--- begin Extracted data ---
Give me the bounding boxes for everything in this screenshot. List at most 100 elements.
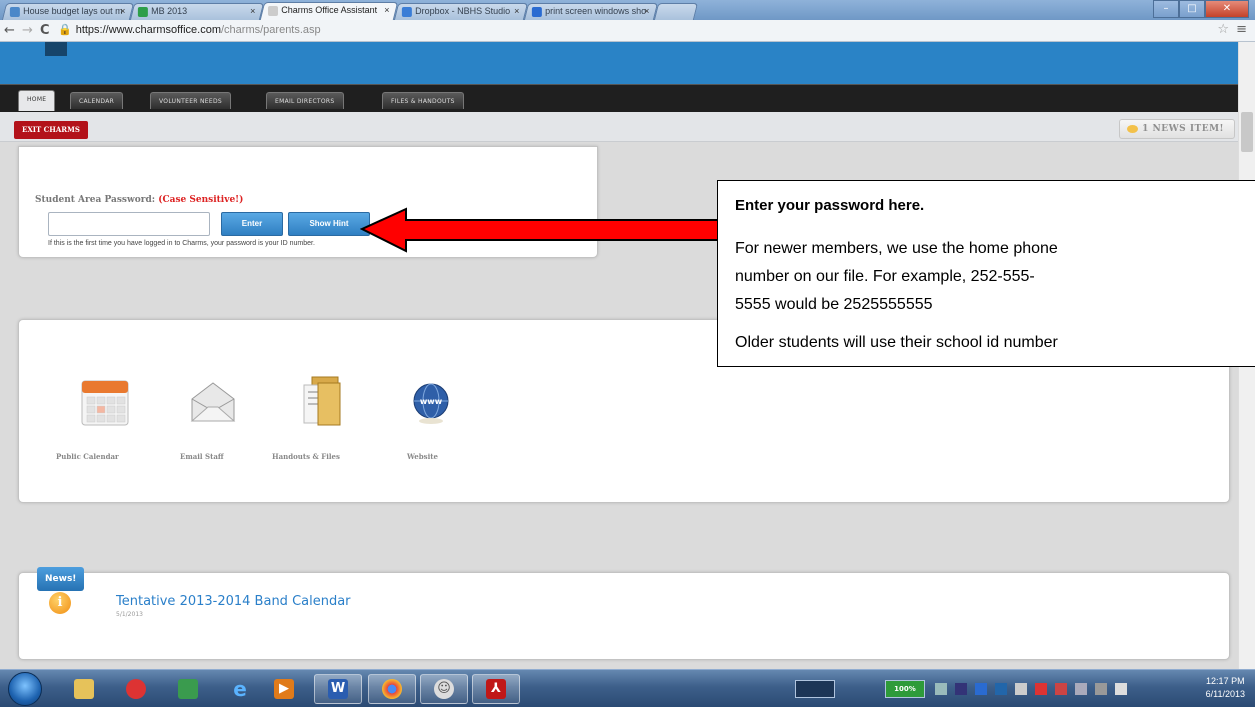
tab-favicon [137, 7, 148, 17]
start-button[interactable] [8, 672, 42, 706]
volume-icon[interactable] [1115, 683, 1127, 695]
browser-menu-icon[interactable]: ≡ [1236, 22, 1247, 37]
nav-tab-home[interactable]: HOME [18, 90, 56, 111]
network-meter-icon[interactable] [795, 680, 835, 698]
acrobat-taskbar-icon[interactable]: ⅄ [472, 674, 520, 704]
address-bar: ← → C 🔒 https://www.charmsoffice.com/char… [0, 20, 1255, 42]
close-tab-icon[interactable]: × [250, 6, 255, 16]
callout-line: For newer members, we use the home phone [735, 240, 1058, 257]
tray-icon[interactable] [995, 683, 1007, 695]
url-path: /charms/parents.asp [221, 24, 321, 36]
news-item-link[interactable]: Tentative 2013-2014 Band Calendar [116, 594, 351, 609]
tray-icon[interactable] [1035, 683, 1047, 695]
flag-icon[interactable] [1015, 683, 1027, 695]
password-input[interactable] [48, 212, 210, 236]
system-tray: 100% 12:17 PM 6/11/2013 [785, 670, 1255, 707]
tray-icon[interactable] [955, 683, 967, 695]
tab-label: House budget lays out m [23, 6, 123, 16]
taskbar-clock[interactable]: 12:17 PM 6/11/2013 [1206, 675, 1245, 701]
nav-tab-volunteer-needs[interactable]: VOLUNTEER NEEDS [150, 92, 231, 109]
red-arrow-annotation [360, 207, 719, 253]
close-tab-icon[interactable]: × [514, 6, 519, 16]
browser-tab[interactable]: print screen windows sho × [523, 3, 659, 20]
photos-taskbar-icon[interactable] [168, 674, 208, 704]
word-taskbar-icon[interactable]: W [314, 674, 362, 704]
nav-tab-files-handouts[interactable]: FILES & HANDOUTS [382, 92, 464, 109]
bookmark-star-icon[interactable]: ☆ [1217, 22, 1229, 37]
close-window-button[interactable]: ✕ [1205, 0, 1249, 18]
itunes-taskbar-icon[interactable] [116, 674, 156, 704]
browser-tab[interactable]: MB 2013 × [129, 3, 265, 20]
windows-taskbar: e ▶ W ☺ ⅄ 100% 12:17 PM 6/11/2013 [0, 669, 1255, 707]
info-icon: i [49, 592, 71, 614]
tray-icon[interactable] [935, 683, 947, 695]
tab-label: Dropbox - NBHS Studio [415, 6, 511, 16]
internet-explorer-icon[interactable]: e [220, 674, 260, 704]
tab-favicon [401, 7, 412, 17]
password-label: Student Area Password: (Case Sensitive!) [35, 195, 243, 205]
signal-icon[interactable] [1095, 683, 1107, 695]
callout-title: Enter your password here. [735, 197, 925, 214]
show-hint-button[interactable]: Show Hint [288, 212, 370, 236]
browser-tab-active[interactable]: Charms Office Assistant × [259, 2, 399, 20]
tab-label: MB 2013 [151, 6, 188, 16]
envelope-icon[interactable] [186, 377, 240, 431]
app-label-handouts-files[interactable]: Handouts & Files [272, 452, 340, 461]
clock-time: 12:17 PM [1206, 676, 1245, 686]
password-label-text: Student Area Password: [35, 195, 159, 205]
case-sensitive-note: (Case Sensitive!) [158, 195, 244, 205]
site-header [0, 42, 1245, 84]
news-badge: News! [37, 567, 85, 591]
tray-icons [935, 683, 1195, 695]
tray-icon[interactable] [1055, 683, 1067, 695]
battery-indicator[interactable]: 100% [885, 680, 925, 698]
close-tab-icon[interactable]: × [120, 6, 125, 16]
tab-label: Charms Office Assistant [281, 5, 378, 15]
window-controls: – □ ✕ [1153, 0, 1249, 18]
news-item-date: 5/1/2013 [116, 611, 143, 618]
close-tab-icon[interactable]: × [644, 6, 649, 16]
nav-tab-email-directors[interactable]: EMAIL DIRECTORS [266, 92, 344, 109]
news-count-label: 1 NEWS ITEM! [1142, 124, 1224, 134]
minimize-button[interactable]: – [1153, 0, 1179, 18]
folder-icon[interactable] [298, 373, 344, 433]
chrome-taskbar-icon[interactable] [368, 674, 416, 704]
scrollbar-thumb[interactable] [1241, 112, 1253, 152]
forward-icon[interactable]: → [22, 23, 33, 38]
lock-icon: 🔒 [58, 24, 72, 36]
app-label-public-calendar[interactable]: Public Calendar [56, 452, 119, 461]
nav-tab-calendar[interactable]: CALENDAR [70, 92, 124, 109]
browser-tab-strip: House budget lays out m × MB 2013 × Char… [0, 0, 1255, 20]
url-field[interactable]: 🔒 https://www.charmsoffice.com/charms/par… [58, 23, 321, 36]
svg-text:www: www [420, 397, 443, 406]
close-tab-icon[interactable]: × [384, 5, 389, 15]
back-icon[interactable]: ← [4, 23, 15, 38]
news-panel [18, 572, 1230, 660]
tray-icon[interactable] [975, 683, 987, 695]
enter-button[interactable]: Enter [221, 212, 283, 236]
callout-line: number on our file. For example, 252-555… [735, 268, 1035, 285]
globe-icon[interactable]: www [407, 379, 455, 431]
reload-icon[interactable]: C [40, 23, 50, 38]
tray-icon[interactable] [1075, 683, 1087, 695]
site-sub-bar: EXIT CHARMS 1 NEWS ITEM! [0, 112, 1245, 142]
clock-date: 6/11/2013 [1205, 689, 1245, 699]
app-label-website[interactable]: Website [407, 452, 438, 461]
app-label-email-staff[interactable]: Email Staff [180, 452, 224, 461]
calendar-icon[interactable] [78, 375, 132, 433]
first-time-hint-text: If this is the first time you have logge… [48, 240, 315, 247]
maximize-button[interactable]: □ [1179, 0, 1205, 18]
url-host: https://www.charmsoffice.com [75, 24, 221, 36]
new-tab-button[interactable] [653, 3, 699, 20]
site-nav-bar: HOME CALENDAR VOLUNTEER NEEDS EMAIL DIRE… [0, 84, 1245, 112]
browser-tab[interactable]: Dropbox - NBHS Studio × [393, 3, 529, 20]
tab-favicon [268, 6, 278, 16]
media-player-icon[interactable]: ▶ [264, 674, 304, 704]
instruction-callout: Enter your password here. For newer memb… [717, 180, 1255, 367]
explorer-taskbar-icon[interactable] [64, 674, 104, 704]
browser-tab[interactable]: House budget lays out m × [1, 3, 135, 20]
site-logo [45, 42, 67, 56]
news-items-button[interactable]: 1 NEWS ITEM! [1119, 119, 1235, 139]
exit-charms-button[interactable]: EXIT CHARMS [14, 121, 88, 139]
messenger-taskbar-icon[interactable]: ☺ [420, 674, 468, 704]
--- end Extracted data ---
> **What you will do**
Please copy all the entries above line for line, with no changes, and leave out the pictures.

> **Finished exercise**
Give me the bounding boxes for everything in this screenshot. List at most 100 elements.
tab-favicon [137, 7, 148, 17]
start-button[interactable] [8, 672, 42, 706]
volume-icon[interactable] [1115, 683, 1127, 695]
browser-menu-icon[interactable]: ≡ [1236, 22, 1247, 37]
nav-tab-home[interactable]: HOME [18, 90, 56, 111]
network-meter-icon[interactable] [795, 680, 835, 698]
acrobat-taskbar-icon[interactable]: ⅄ [472, 674, 520, 704]
address-bar: ← → C 🔒 https://www.charmsoffice.com/char… [0, 20, 1255, 42]
close-tab-icon[interactable]: × [250, 6, 255, 16]
callout-line: For newer members, we use the home phone [735, 240, 1058, 257]
tray-icon[interactable] [995, 683, 1007, 695]
url-path: /charms/parents.asp [221, 24, 321, 36]
news-item-link[interactable]: Tentative 2013-2014 Band Calendar [116, 594, 351, 609]
tray-icon[interactable] [1035, 683, 1047, 695]
flag-icon[interactable] [1015, 683, 1027, 695]
password-input[interactable] [48, 212, 210, 236]
system-tray: 100% 12:17 PM 6/11/2013 [785, 670, 1255, 707]
tray-icon[interactable] [955, 683, 967, 695]
tab-label: House budget lays out m [23, 6, 123, 16]
taskbar-clock[interactable]: 12:17 PM 6/11/2013 [1206, 675, 1245, 701]
nav-tab-volunteer-needs[interactable]: VOLUNTEER NEEDS [150, 92, 231, 109]
red-arrow-annotation [360, 207, 719, 253]
close-tab-icon[interactable]: × [514, 6, 519, 16]
browser-tab[interactable]: print screen windows sho × [523, 3, 659, 20]
photos-taskbar-icon[interactable] [168, 674, 208, 704]
word-taskbar-icon[interactable]: W [314, 674, 362, 704]
nav-tab-files-handouts[interactable]: FILES & HANDOUTS [382, 92, 464, 109]
bookmark-star-icon[interactable]: ☆ [1217, 22, 1229, 37]
close-window-button[interactable]: ✕ [1205, 0, 1249, 18]
itunes-taskbar-icon[interactable] [116, 674, 156, 704]
browser-tab[interactable]: MB 2013 × [129, 3, 265, 20]
windows-taskbar: e ▶ W ☺ ⅄ 100% 12:17 PM 6/11/2013 [0, 669, 1255, 707]
info-icon: i [49, 592, 71, 614]
tray-icon[interactable] [935, 683, 947, 695]
tab-label: Dropbox - NBHS Studio [415, 6, 511, 16]
internet-explorer-icon[interactable]: e [220, 674, 260, 704]
tab-favicon [401, 7, 412, 17]
password-label: Student Area Password: (Case Sensitive!) [35, 195, 243, 205]
signal-icon[interactable] [1095, 683, 1107, 695]
callout-title: Enter your password here. [735, 197, 925, 214]
show-hint-button[interactable]: Show Hint [288, 212, 370, 236]
browser-tab-active[interactable]: Charms Office Assistant × [259, 2, 399, 20]
tab-label: MB 2013 [151, 6, 188, 16]
envelope-icon[interactable] [186, 377, 240, 431]
app-label-handouts-files[interactable]: Handouts & Files [272, 452, 340, 461]
clock-time: 12:17 PM [1206, 676, 1245, 686]
password-label-text: Student Area Password: [35, 195, 159, 205]
case-sensitive-note: (Case Sensitive!) [158, 195, 244, 205]
site-header [0, 42, 1245, 84]
news-badge: News! [37, 567, 85, 591]
tray-icons [935, 683, 1195, 695]
tray-icon[interactable] [1055, 683, 1067, 695]
battery-indicator[interactable]: 100% [885, 680, 925, 698]
close-tab-icon[interactable]: × [120, 6, 125, 16]
tab-label: Charms Office Assistant [281, 5, 378, 15]
window-controls: – □ ✕ [1153, 0, 1249, 18]
news-item-date: 5/1/2013 [116, 611, 143, 618]
close-tab-icon[interactable]: × [644, 6, 649, 16]
nav-tab-email-directors[interactable]: EMAIL DIRECTORS [266, 92, 344, 109]
news-count-label: 1 NEWS ITEM! [1142, 124, 1224, 134]
minimize-button[interactable]: – [1153, 0, 1179, 18]
folder-icon[interactable] [298, 373, 344, 433]
chrome-taskbar-icon[interactable] [368, 674, 416, 704]
scrollbar-thumb[interactable] [1241, 112, 1253, 152]
forward-icon[interactable]: → [22, 23, 33, 38]
lock-icon: 🔒 [58, 24, 72, 36]
app-label-public-calendar[interactable]: Public Calendar [56, 452, 119, 461]
nav-tab-calendar[interactable]: CALENDAR [70, 92, 124, 109]
browser-tab-strip: House budget lays out m × MB 2013 × Char… [0, 0, 1255, 20]
url-field[interactable]: 🔒 https://www.charmsoffice.com/charms/par… [58, 23, 321, 36]
svg-text:www: www [420, 397, 443, 406]
close-tab-icon[interactable]: × [384, 5, 389, 15]
back-icon[interactable]: ← [4, 23, 15, 38]
news-panel [18, 572, 1230, 660]
tray-icon[interactable] [975, 683, 987, 695]
enter-button[interactable]: Enter [221, 212, 283, 236]
callout-line: number on our file. For example, 252-555… [735, 268, 1035, 285]
globe-icon[interactable]: www [407, 379, 455, 431]
reload-icon[interactable]: C [40, 23, 50, 38]
tray-icon[interactable] [1075, 683, 1087, 695]
site-sub-bar: EXIT CHARMS 1 NEWS ITEM! [0, 112, 1245, 142]
clock-date: 6/11/2013 [1205, 689, 1245, 699]
app-label-website[interactable]: Website [407, 452, 438, 461]
app-label-email-staff[interactable]: Email Staff [180, 452, 224, 461]
calendar-icon[interactable] [78, 375, 132, 433]
first-time-hint-text: If this is the first time you have logge… [48, 240, 315, 247]
maximize-button[interactable]: □ [1179, 0, 1205, 18]
url-host: https://www.charmsoffice.com [75, 24, 221, 36]
new-tab-button[interactable] [653, 3, 699, 20]
site-nav-bar: HOME CALENDAR VOLUNTEER NEEDS EMAIL DIRE… [0, 84, 1245, 112]
browser-tab[interactable]: Dropbox - NBHS Studio × [393, 3, 529, 20]
tab-favicon [268, 6, 278, 16]
media-player-icon[interactable]: ▶ [264, 674, 304, 704]
instruction-callout: Enter your password here. For newer memb… [717, 180, 1255, 367]
explorer-taskbar-icon[interactable] [64, 674, 104, 704]
browser-tab[interactable]: House budget lays out m × [1, 3, 135, 20]
site-logo [45, 42, 67, 56]
news-items-button[interactable]: 1 NEWS ITEM! [1119, 119, 1235, 139]
exit-charms-button[interactable]: EXIT CHARMS [14, 121, 88, 139]
messenger-taskbar-icon[interactable]: ☺ [420, 674, 468, 704]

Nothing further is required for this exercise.